◆ **Records supplied**:
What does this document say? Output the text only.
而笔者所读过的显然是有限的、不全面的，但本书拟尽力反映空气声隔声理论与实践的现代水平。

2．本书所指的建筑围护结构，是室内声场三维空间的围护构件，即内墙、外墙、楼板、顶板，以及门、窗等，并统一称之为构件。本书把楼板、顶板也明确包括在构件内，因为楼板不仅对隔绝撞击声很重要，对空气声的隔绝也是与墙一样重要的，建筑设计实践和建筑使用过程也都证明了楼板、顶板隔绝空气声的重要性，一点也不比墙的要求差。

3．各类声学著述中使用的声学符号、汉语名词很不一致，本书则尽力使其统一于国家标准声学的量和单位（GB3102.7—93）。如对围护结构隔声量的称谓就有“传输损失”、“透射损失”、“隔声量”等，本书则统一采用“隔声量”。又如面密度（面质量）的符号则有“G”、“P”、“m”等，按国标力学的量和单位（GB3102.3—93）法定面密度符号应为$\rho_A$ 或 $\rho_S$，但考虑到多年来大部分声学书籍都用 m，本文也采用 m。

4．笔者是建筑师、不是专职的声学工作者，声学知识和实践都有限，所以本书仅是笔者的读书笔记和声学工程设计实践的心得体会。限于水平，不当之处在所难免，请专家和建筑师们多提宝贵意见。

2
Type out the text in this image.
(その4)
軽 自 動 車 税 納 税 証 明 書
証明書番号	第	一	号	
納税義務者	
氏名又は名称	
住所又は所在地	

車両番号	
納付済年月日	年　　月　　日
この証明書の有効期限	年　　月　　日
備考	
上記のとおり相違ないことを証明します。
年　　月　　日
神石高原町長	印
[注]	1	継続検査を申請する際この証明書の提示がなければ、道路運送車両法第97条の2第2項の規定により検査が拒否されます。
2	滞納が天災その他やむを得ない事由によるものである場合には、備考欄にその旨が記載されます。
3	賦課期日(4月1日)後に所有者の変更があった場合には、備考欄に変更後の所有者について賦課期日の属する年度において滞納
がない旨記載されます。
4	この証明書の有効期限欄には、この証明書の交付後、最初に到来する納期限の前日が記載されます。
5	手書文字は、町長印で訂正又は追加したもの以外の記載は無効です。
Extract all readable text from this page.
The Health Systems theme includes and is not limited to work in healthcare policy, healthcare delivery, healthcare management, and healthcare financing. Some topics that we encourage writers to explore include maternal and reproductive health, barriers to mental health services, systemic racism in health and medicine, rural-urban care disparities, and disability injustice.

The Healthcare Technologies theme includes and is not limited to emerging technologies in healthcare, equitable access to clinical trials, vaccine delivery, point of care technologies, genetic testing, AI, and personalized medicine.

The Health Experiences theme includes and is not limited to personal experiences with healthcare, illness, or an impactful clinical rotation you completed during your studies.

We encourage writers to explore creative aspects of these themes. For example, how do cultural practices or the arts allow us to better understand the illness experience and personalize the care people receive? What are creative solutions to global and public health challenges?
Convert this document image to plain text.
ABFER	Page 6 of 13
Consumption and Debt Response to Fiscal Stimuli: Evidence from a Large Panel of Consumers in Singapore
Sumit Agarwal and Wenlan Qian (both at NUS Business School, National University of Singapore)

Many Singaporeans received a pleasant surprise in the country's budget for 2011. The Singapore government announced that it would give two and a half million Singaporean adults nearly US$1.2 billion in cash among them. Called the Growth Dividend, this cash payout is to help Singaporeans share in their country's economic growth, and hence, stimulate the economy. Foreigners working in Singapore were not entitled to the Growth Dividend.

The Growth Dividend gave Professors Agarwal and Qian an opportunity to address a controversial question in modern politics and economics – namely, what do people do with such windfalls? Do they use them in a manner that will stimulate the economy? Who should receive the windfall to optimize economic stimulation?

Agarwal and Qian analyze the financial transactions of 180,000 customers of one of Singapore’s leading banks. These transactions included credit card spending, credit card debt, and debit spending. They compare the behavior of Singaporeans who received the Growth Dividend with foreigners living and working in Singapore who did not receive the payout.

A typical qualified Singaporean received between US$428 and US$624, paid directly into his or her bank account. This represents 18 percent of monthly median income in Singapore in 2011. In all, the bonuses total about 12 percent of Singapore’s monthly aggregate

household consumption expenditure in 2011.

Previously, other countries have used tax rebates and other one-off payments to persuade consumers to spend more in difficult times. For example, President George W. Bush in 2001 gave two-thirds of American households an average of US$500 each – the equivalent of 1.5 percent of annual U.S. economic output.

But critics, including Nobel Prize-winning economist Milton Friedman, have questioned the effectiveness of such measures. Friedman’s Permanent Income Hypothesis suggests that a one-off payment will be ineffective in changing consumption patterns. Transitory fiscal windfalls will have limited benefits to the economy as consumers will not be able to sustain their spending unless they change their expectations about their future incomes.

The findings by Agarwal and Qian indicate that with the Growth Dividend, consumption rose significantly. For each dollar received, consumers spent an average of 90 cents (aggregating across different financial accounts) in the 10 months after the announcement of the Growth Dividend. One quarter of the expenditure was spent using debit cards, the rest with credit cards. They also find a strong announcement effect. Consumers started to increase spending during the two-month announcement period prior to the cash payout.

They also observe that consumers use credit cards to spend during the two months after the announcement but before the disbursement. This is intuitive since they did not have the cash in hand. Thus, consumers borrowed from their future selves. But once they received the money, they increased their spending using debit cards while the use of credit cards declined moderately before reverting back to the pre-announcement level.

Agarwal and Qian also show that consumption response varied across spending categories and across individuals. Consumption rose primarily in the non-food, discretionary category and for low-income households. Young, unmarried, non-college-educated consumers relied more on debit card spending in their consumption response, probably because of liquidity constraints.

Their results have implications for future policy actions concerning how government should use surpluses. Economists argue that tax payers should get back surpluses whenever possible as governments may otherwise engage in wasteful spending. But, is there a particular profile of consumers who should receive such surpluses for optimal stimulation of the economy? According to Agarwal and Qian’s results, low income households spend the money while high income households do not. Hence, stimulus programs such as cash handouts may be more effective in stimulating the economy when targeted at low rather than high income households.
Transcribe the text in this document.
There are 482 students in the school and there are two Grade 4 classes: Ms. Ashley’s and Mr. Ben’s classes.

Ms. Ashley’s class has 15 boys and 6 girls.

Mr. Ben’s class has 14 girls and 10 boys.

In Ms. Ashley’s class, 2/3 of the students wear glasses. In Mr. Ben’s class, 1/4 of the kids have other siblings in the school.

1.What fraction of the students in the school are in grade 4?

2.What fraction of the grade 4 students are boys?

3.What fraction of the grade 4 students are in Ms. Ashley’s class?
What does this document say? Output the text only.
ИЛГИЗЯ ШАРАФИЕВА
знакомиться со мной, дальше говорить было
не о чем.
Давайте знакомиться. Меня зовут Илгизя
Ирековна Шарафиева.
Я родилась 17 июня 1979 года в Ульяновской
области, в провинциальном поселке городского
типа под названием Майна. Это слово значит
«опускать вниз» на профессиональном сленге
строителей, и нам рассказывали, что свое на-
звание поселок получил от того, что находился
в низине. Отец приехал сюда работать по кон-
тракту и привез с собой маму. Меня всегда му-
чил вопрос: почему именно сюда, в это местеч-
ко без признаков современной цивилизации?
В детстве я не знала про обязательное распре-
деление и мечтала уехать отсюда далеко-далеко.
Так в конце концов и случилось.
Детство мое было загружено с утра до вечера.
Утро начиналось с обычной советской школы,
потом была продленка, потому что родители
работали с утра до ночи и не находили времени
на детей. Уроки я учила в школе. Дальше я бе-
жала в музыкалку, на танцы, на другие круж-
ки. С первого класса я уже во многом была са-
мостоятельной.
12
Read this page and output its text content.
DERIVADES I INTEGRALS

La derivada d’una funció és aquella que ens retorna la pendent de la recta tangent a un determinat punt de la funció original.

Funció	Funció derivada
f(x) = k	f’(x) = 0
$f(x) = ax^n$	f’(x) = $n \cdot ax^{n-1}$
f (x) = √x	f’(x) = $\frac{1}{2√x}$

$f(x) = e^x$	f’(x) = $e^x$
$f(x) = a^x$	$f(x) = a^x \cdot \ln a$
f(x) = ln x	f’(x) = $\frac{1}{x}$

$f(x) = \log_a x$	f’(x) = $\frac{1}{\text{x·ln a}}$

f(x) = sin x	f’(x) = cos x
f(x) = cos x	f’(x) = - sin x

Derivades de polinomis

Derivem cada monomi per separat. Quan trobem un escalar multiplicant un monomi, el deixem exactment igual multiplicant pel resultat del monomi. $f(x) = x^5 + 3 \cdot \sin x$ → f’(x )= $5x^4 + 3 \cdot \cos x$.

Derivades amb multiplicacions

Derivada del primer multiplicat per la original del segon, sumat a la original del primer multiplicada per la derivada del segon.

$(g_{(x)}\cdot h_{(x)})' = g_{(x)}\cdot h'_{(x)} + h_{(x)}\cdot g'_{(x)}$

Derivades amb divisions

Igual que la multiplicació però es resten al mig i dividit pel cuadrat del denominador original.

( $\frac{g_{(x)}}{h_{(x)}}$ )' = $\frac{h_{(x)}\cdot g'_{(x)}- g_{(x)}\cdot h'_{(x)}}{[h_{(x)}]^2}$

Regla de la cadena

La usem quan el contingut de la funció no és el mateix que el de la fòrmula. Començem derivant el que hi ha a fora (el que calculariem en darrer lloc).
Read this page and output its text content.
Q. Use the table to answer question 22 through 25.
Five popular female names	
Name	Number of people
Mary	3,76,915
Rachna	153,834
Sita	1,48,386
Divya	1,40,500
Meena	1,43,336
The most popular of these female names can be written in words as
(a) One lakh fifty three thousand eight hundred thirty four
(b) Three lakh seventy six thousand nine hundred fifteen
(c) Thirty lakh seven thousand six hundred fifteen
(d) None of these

◆ **What to work on**: From the listing above, pick out every line containing "было".

◆ **Response to this task**:
знакомиться со мной, дальше говорить было
Детство мое было загружено с утра до вечера.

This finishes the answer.